*Short task*:
Pull out every line in the data that has the string "letter" in it.

*Source records*:

....................

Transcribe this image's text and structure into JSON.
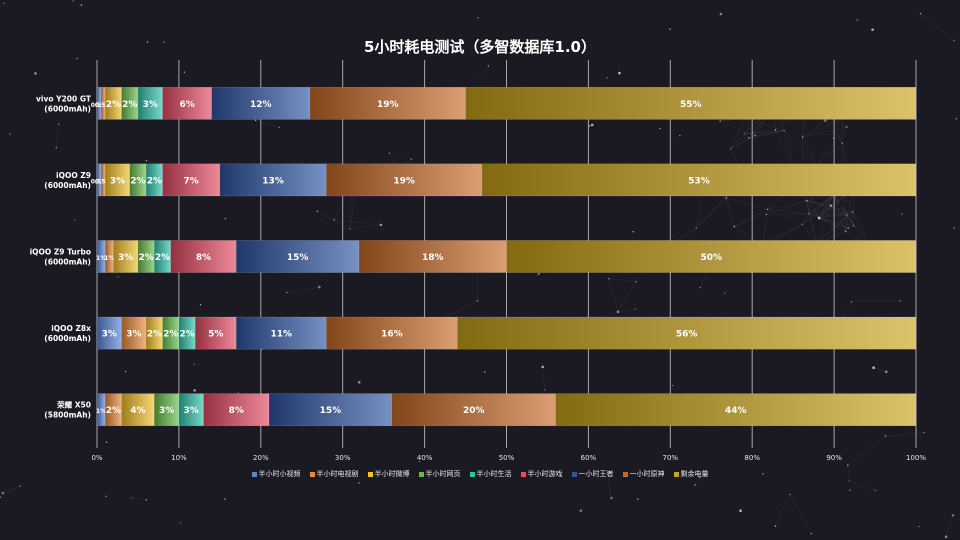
{
  "chart_data": {
    "type": "bar",
    "orientation": "horizontal",
    "stacked": true,
    "title": "5小时耗电测试（多智数据库1.0）",
    "categories": [
      [
        "vivo Y200 GT",
        "(6000mAh)"
      ],
      [
        "iQOO Z9",
        "(6000mAh)"
      ],
      [
        "iQOO Z9 Turbo",
        "(6000mAh)"
      ],
      [
        "iQOO Z8x",
        "(6000mAh)"
      ],
      [
        "荣耀 X50",
        "(5800mAh)"
      ]
    ],
    "series": [
      {
        "name": "半小时小视频",
        "color": "#5b86d8",
        "values": [
          0.5,
          0.5,
          1,
          3,
          1
        ],
        "labels": [
          "0.5%",
          "0.5%",
          "1%",
          "3%",
          "1%"
        ]
      },
      {
        "name": "半小时电视剧",
        "color": "#e8893a",
        "values": [
          0.5,
          0.5,
          1,
          3,
          2
        ],
        "labels": [
          "0.5%",
          "0.5%",
          "1%",
          "3%",
          "2%"
        ]
      },
      {
        "name": "半小时微博",
        "color": "#f3c22a",
        "values": [
          2,
          3,
          3,
          2,
          4
        ],
        "labels": [
          "2%",
          "3%",
          "3%",
          "2%",
          "4%"
        ]
      },
      {
        "name": "半小时网页",
        "color": "#67bd4c",
        "values": [
          2,
          2,
          2,
          2,
          3
        ],
        "labels": [
          "2%",
          "2%",
          "2%",
          "2%",
          "3%"
        ]
      },
      {
        "name": "半小时生活",
        "color": "#2fc3ad",
        "values": [
          3,
          2,
          2,
          2,
          3
        ],
        "labels": [
          "3%",
          "2%",
          "2%",
          "2%",
          "3%"
        ]
      },
      {
        "name": "半小时游戏",
        "color": "#e54a62",
        "values": [
          6,
          7,
          8,
          5,
          8
        ],
        "labels": [
          "6%",
          "7%",
          "8%",
          "5%",
          "8%"
        ]
      },
      {
        "name": "一小时王者",
        "color": "#3055a3",
        "values": [
          12,
          13,
          15,
          11,
          15
        ],
        "labels": [
          "12%",
          "13%",
          "15%",
          "11%",
          "15%"
        ]
      },
      {
        "name": "一小时原神",
        "color": "#c76a26",
        "values": [
          19,
          19,
          18,
          16,
          20
        ],
        "labels": [
          "19%",
          "19%",
          "18%",
          "16%",
          "20%"
        ]
      },
      {
        "name": "剩余电量",
        "color": "#c9a21b",
        "values": [
          55,
          53,
          50,
          56,
          44
        ],
        "labels": [
          "55%",
          "53%",
          "50%",
          "56%",
          "44%"
        ]
      }
    ],
    "xlim": [
      0,
      100
    ],
    "x_ticks": [
      "0%",
      "10%",
      "20%",
      "30%",
      "40%",
      "50%",
      "60%",
      "70%",
      "80%",
      "90%",
      "100%"
    ],
    "grid": true,
    "legend_position": "bottom"
  }
}
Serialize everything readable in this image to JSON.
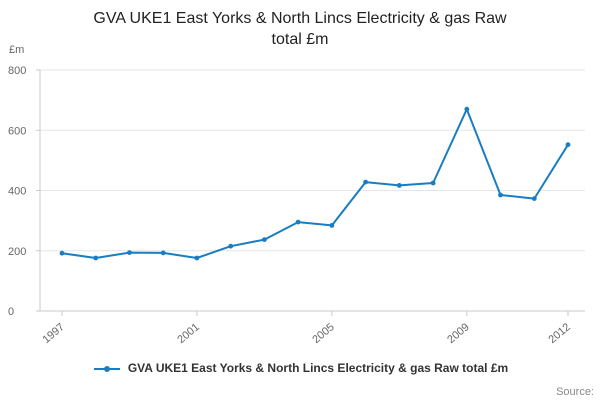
{
  "header": {
    "title_line1": "GVA UKE1 East Yorks & North Lincs Electricity & gas Raw",
    "title_line2": "total £m"
  },
  "legend": {
    "label": "GVA UKE1 East Yorks & North Lincs Electricity & gas Raw total £m"
  },
  "source_label": "Source:",
  "chart_data": {
    "type": "line",
    "title": "GVA UKE1 East Yorks & North Lincs Electricity & gas Raw total £m",
    "xlabel": "",
    "ylabel": "£m",
    "ylim": [
      0,
      800
    ],
    "y_ticks": [
      0,
      200,
      400,
      600,
      800
    ],
    "x": [
      1997,
      1998,
      1999,
      2000,
      2001,
      2002,
      2003,
      2004,
      2005,
      2006,
      2007,
      2008,
      2009,
      2010,
      2011,
      2012
    ],
    "x_ticks": [
      1997,
      2001,
      2005,
      2009,
      2012
    ],
    "grid": true,
    "legend_position": "bottom",
    "series": [
      {
        "name": "GVA UKE1 East Yorks & North Lincs Electricity & gas Raw total £m",
        "color": "#1a7dc2",
        "values": [
          192,
          176,
          194,
          193,
          176,
          215,
          237,
          295,
          284,
          428,
          417,
          425,
          670,
          385,
          373,
          552
        ]
      }
    ],
    "grid_color": "#e6e6e6",
    "axis_color": "#c9c9c9",
    "tick_label_color": "#666666"
  }
}
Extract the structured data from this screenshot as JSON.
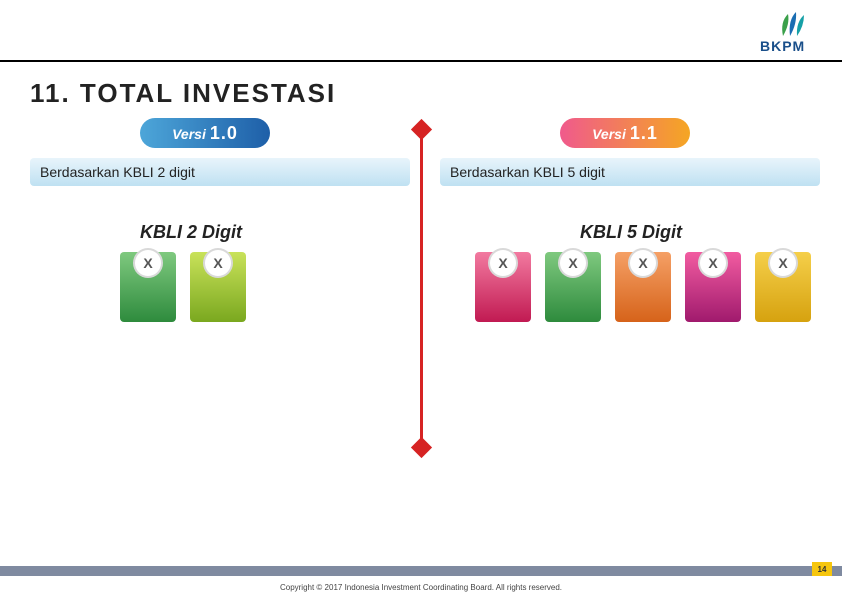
{
  "brand": {
    "name": "BKPM",
    "leaf_colors": [
      "#3aa04a",
      "#1a6db2",
      "#16a0a7"
    ]
  },
  "title": "11. TOTAL INVESTASI",
  "hr_color": "#000000",
  "versions": {
    "left": {
      "label_prefix": "Versi",
      "number": "1.0",
      "bg_gradient": [
        "#4da6d9",
        "#1e5fa8"
      ]
    },
    "right": {
      "label_prefix": "Versi",
      "number": "1.1",
      "bg_gradient": [
        "#f05a8c",
        "#f5a623"
      ]
    }
  },
  "descriptions": {
    "left": {
      "text": "Berdasarkan KBLI 2 digit",
      "band_gradient": [
        "#e8f4fb",
        "#bfe1f2"
      ]
    },
    "right": {
      "text": "Berdasarkan KBLI 5 digit",
      "band_gradient": [
        "#e8f4fb",
        "#bfe1f2"
      ]
    }
  },
  "divider_color": "#d62323",
  "subheads": {
    "left": "KBLI 2 Digit",
    "right": "KBLI 5 Digit"
  },
  "tiles": {
    "bubble_label": "X",
    "left_colors": [
      {
        "top": "#7fc97f",
        "bottom": "#2e8b3d"
      },
      {
        "top": "#c9e25a",
        "bottom": "#7aa81f"
      }
    ],
    "right_colors": [
      {
        "top": "#f27aa0",
        "bottom": "#c11a52"
      },
      {
        "top": "#7fc97f",
        "bottom": "#2e8b3d"
      },
      {
        "top": "#f5a066",
        "bottom": "#d6631a"
      },
      {
        "top": "#f25ca1",
        "bottom": "#a01a6d"
      },
      {
        "top": "#f5cf4a",
        "bottom": "#d6a20f"
      }
    ]
  },
  "footer": {
    "bar_color": "#7f8aa0",
    "page_number": "14",
    "page_badge_bg": "#f6c60e",
    "copyright": "Copyright © 2017 Indonesia Investment Coordinating Board. All rights reserved."
  }
}
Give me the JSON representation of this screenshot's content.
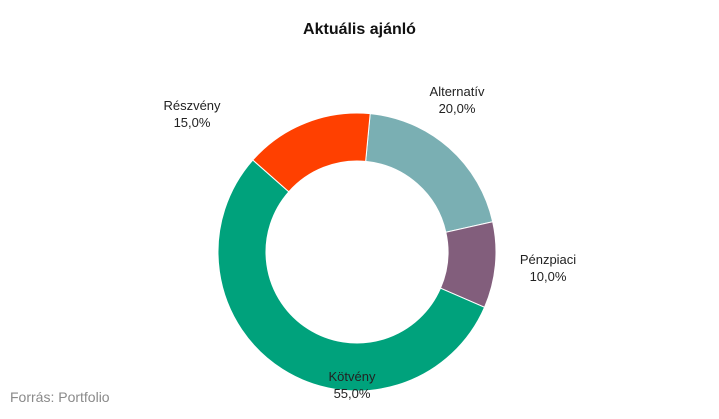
{
  "chart_data": {
    "type": "pie",
    "title": "Aktuális ajánló",
    "donut": true,
    "slices": [
      {
        "label": "Alternatív",
        "value": 20.0,
        "value_label": "20,0%",
        "color": "#7aafb3"
      },
      {
        "label": "Pénzpiaci",
        "value": 10.0,
        "value_label": "10,0%",
        "color": "#825e7c"
      },
      {
        "label": "Kötvény",
        "value": 55.0,
        "value_label": "55,0%",
        "color": "#00a27c"
      },
      {
        "label": "Részvény",
        "value": 15.0,
        "value_label": "15,0%",
        "color": "#ff4000"
      }
    ]
  },
  "source": "Forrás: Portfolio"
}
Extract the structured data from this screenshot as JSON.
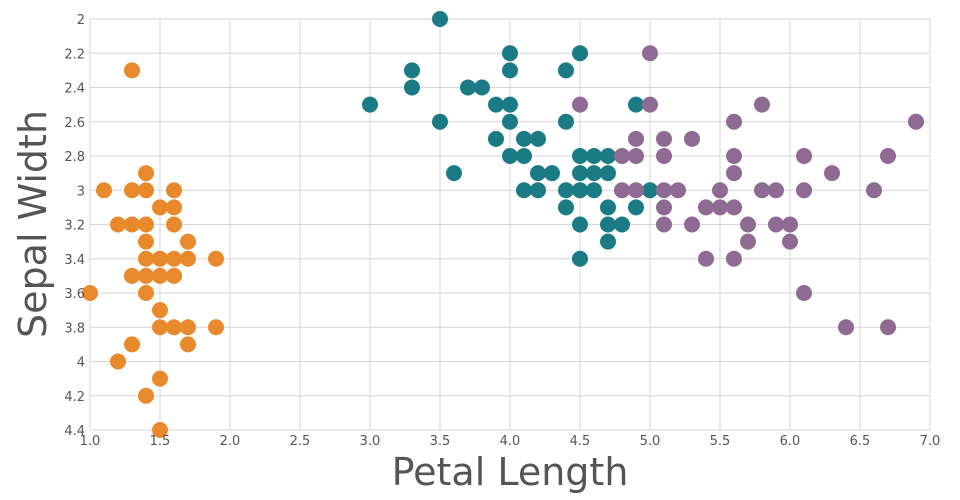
{
  "chart_data": {
    "type": "scatter",
    "title": "",
    "xlabel": "Petal Length",
    "ylabel": "Sepal Width",
    "xlim": [
      1.0,
      7.0
    ],
    "ylim": [
      2.0,
      4.4
    ],
    "y_inverted": true,
    "grid": true,
    "legend": "none",
    "x_ticks": [
      "1.0",
      "1.5",
      "2.0",
      "2.5",
      "3.0",
      "3.5",
      "4.0",
      "4.5",
      "5.0",
      "5.5",
      "6.0",
      "6.5",
      "7.0"
    ],
    "y_ticks": [
      "2",
      "2.2",
      "2.4",
      "2.6",
      "2.8",
      "3",
      "3.2",
      "3.4",
      "3.6",
      "3.8",
      "4",
      "4.2",
      "4.4"
    ],
    "series": [
      {
        "color": "#E8892B",
        "points": [
          [
            1.3,
            2.3
          ],
          [
            1.4,
            2.9
          ],
          [
            1.1,
            3.0
          ],
          [
            1.3,
            3.0
          ],
          [
            1.4,
            3.0
          ],
          [
            1.6,
            3.0
          ],
          [
            1.5,
            3.1
          ],
          [
            1.6,
            3.1
          ],
          [
            1.2,
            3.2
          ],
          [
            1.3,
            3.2
          ],
          [
            1.4,
            3.2
          ],
          [
            1.6,
            3.2
          ],
          [
            1.4,
            3.3
          ],
          [
            1.7,
            3.3
          ],
          [
            1.4,
            3.4
          ],
          [
            1.5,
            3.4
          ],
          [
            1.6,
            3.4
          ],
          [
            1.7,
            3.4
          ],
          [
            1.9,
            3.4
          ],
          [
            1.3,
            3.5
          ],
          [
            1.4,
            3.5
          ],
          [
            1.5,
            3.5
          ],
          [
            1.6,
            3.5
          ],
          [
            1.0,
            3.6
          ],
          [
            1.4,
            3.6
          ],
          [
            1.5,
            3.7
          ],
          [
            1.5,
            3.8
          ],
          [
            1.6,
            3.8
          ],
          [
            1.7,
            3.8
          ],
          [
            1.9,
            3.8
          ],
          [
            1.3,
            3.9
          ],
          [
            1.7,
            3.9
          ],
          [
            1.2,
            4.0
          ],
          [
            1.5,
            4.1
          ],
          [
            1.4,
            4.2
          ],
          [
            1.5,
            4.4
          ]
        ]
      },
      {
        "color": "#1A7B84",
        "points": [
          [
            3.5,
            2.0
          ],
          [
            4.0,
            2.2
          ],
          [
            4.5,
            2.2
          ],
          [
            3.3,
            2.3
          ],
          [
            4.0,
            2.3
          ],
          [
            4.4,
            2.3
          ],
          [
            3.3,
            2.4
          ],
          [
            3.7,
            2.4
          ],
          [
            3.8,
            2.4
          ],
          [
            3.0,
            2.5
          ],
          [
            3.9,
            2.5
          ],
          [
            4.0,
            2.5
          ],
          [
            4.9,
            2.5
          ],
          [
            3.5,
            2.6
          ],
          [
            4.0,
            2.6
          ],
          [
            4.4,
            2.6
          ],
          [
            3.9,
            2.7
          ],
          [
            4.1,
            2.7
          ],
          [
            4.2,
            2.7
          ],
          [
            4.0,
            2.8
          ],
          [
            4.1,
            2.8
          ],
          [
            4.5,
            2.8
          ],
          [
            4.6,
            2.8
          ],
          [
            4.7,
            2.8
          ],
          [
            3.6,
            2.9
          ],
          [
            4.2,
            2.9
          ],
          [
            4.3,
            2.9
          ],
          [
            4.5,
            2.9
          ],
          [
            4.6,
            2.9
          ],
          [
            4.7,
            2.9
          ],
          [
            4.1,
            3.0
          ],
          [
            4.2,
            3.0
          ],
          [
            4.4,
            3.0
          ],
          [
            4.5,
            3.0
          ],
          [
            4.6,
            3.0
          ],
          [
            5.0,
            3.0
          ],
          [
            4.4,
            3.1
          ],
          [
            4.7,
            3.1
          ],
          [
            4.9,
            3.1
          ],
          [
            4.5,
            3.2
          ],
          [
            4.7,
            3.2
          ],
          [
            4.8,
            3.2
          ],
          [
            4.7,
            3.3
          ],
          [
            4.5,
            3.4
          ]
        ]
      },
      {
        "color": "#8F6A92",
        "points": [
          [
            5.0,
            2.2
          ],
          [
            4.5,
            2.5
          ],
          [
            5.0,
            2.5
          ],
          [
            5.8,
            2.5
          ],
          [
            6.9,
            2.6
          ],
          [
            5.6,
            2.6
          ],
          [
            4.9,
            2.7
          ],
          [
            5.1,
            2.7
          ],
          [
            5.3,
            2.7
          ],
          [
            4.8,
            2.8
          ],
          [
            4.9,
            2.8
          ],
          [
            5.1,
            2.8
          ],
          [
            5.6,
            2.8
          ],
          [
            6.1,
            2.8
          ],
          [
            6.7,
            2.8
          ],
          [
            5.6,
            2.9
          ],
          [
            6.3,
            2.9
          ],
          [
            4.8,
            3.0
          ],
          [
            4.9,
            3.0
          ],
          [
            5.1,
            3.0
          ],
          [
            5.2,
            3.0
          ],
          [
            5.5,
            3.0
          ],
          [
            5.8,
            3.0
          ],
          [
            5.9,
            3.0
          ],
          [
            6.1,
            3.0
          ],
          [
            6.6,
            3.0
          ],
          [
            5.1,
            3.1
          ],
          [
            5.4,
            3.1
          ],
          [
            5.5,
            3.1
          ],
          [
            5.6,
            3.1
          ],
          [
            5.1,
            3.2
          ],
          [
            5.3,
            3.2
          ],
          [
            5.7,
            3.2
          ],
          [
            5.9,
            3.2
          ],
          [
            6.0,
            3.2
          ],
          [
            5.7,
            3.3
          ],
          [
            6.0,
            3.3
          ],
          [
            5.4,
            3.4
          ],
          [
            5.6,
            3.4
          ],
          [
            6.1,
            3.6
          ],
          [
            6.4,
            3.8
          ],
          [
            6.7,
            3.8
          ]
        ]
      }
    ]
  }
}
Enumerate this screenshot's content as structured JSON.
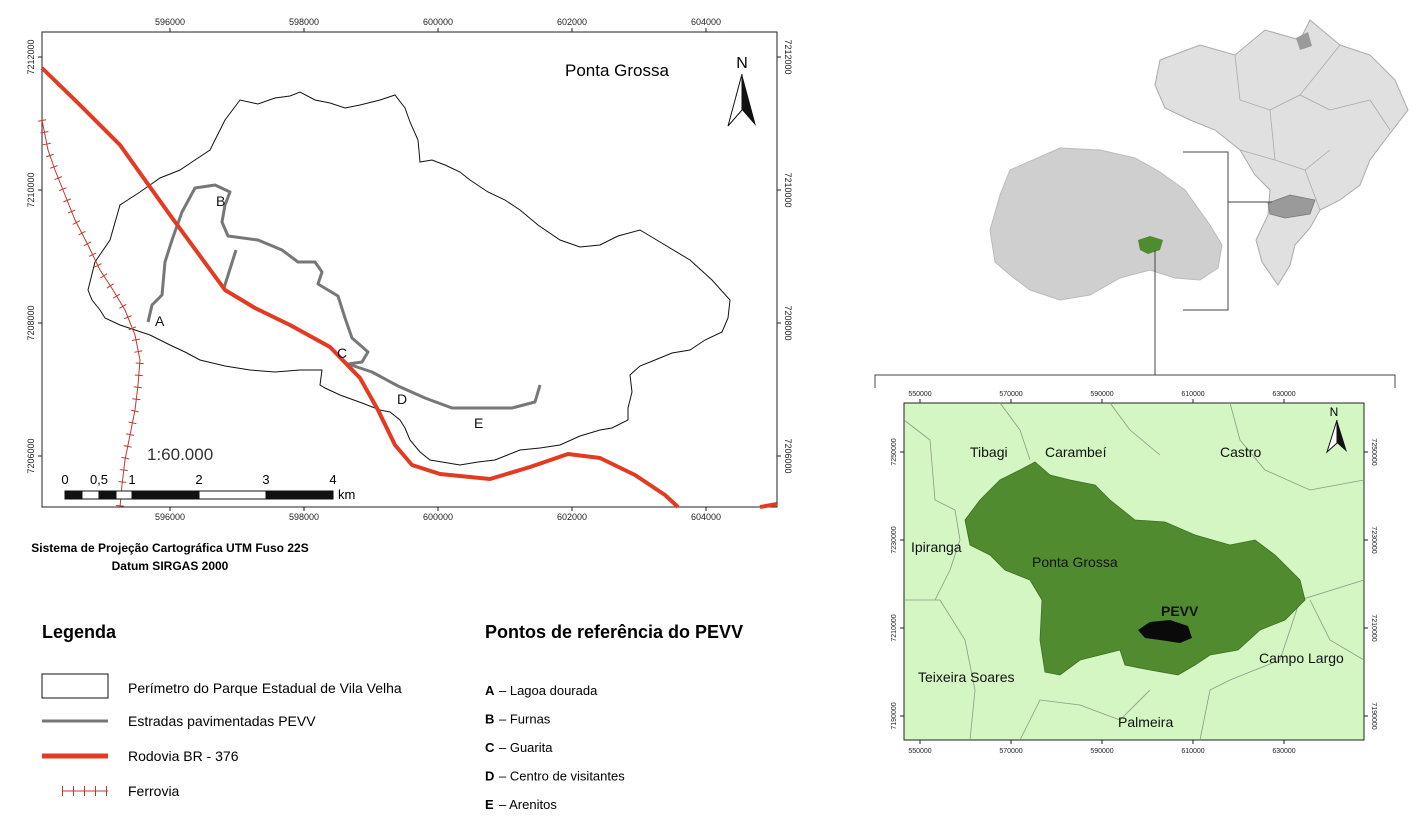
{
  "main_map": {
    "title": "Ponta Grossa",
    "north": "N",
    "x_ticks": [
      596000,
      598000,
      600000,
      602000,
      604000
    ],
    "y_ticks": [
      7212000,
      7210000,
      7208000,
      7206000
    ],
    "points": [
      "A",
      "B",
      "C",
      "D",
      "E"
    ],
    "scale_ratio": "1:60.000",
    "scale_labels": [
      "0",
      "0,5",
      "1",
      "2",
      "3",
      "4"
    ],
    "scale_unit": "km"
  },
  "projection": [
    "Sistema de Projeção Cartográfica UTM Fuso 22S",
    "Datum SIRGAS 2000"
  ],
  "legend": {
    "title": "Legenda",
    "items": [
      "Perímetro do Parque Estadual de Vila Velha",
      "Estradas pavimentadas PEVV",
      "Rodovia BR - 376",
      "Ferrovia"
    ]
  },
  "reference_points": {
    "title": "Pontos de referência do PEVV",
    "items": [
      {
        "letter": "A",
        "text": "– Lagoa dourada"
      },
      {
        "letter": "B",
        "text": "– Furnas"
      },
      {
        "letter": "C",
        "text": "– Guarita"
      },
      {
        "letter": "D",
        "text": "– Centro de visitantes"
      },
      {
        "letter": "E",
        "text": "– Arenitos"
      }
    ]
  },
  "inset": {
    "north": "N",
    "x_ticks": [
      550000,
      570000,
      590000,
      610000,
      630000
    ],
    "y_ticks": [
      7250000,
      7230000,
      7210000,
      7190000
    ],
    "labels": [
      "Tibagi",
      "Carambeí",
      "Castro",
      "Ipiranga",
      "Ponta Grossa",
      "PEVV",
      "Campo Largo",
      "Teixeira Soares",
      "Palmeira"
    ]
  }
}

....................

*The output*:
        "letter": "A",
        "letter": "B",
        "letter": "C",
        "letter": "D",
        "letter": "E",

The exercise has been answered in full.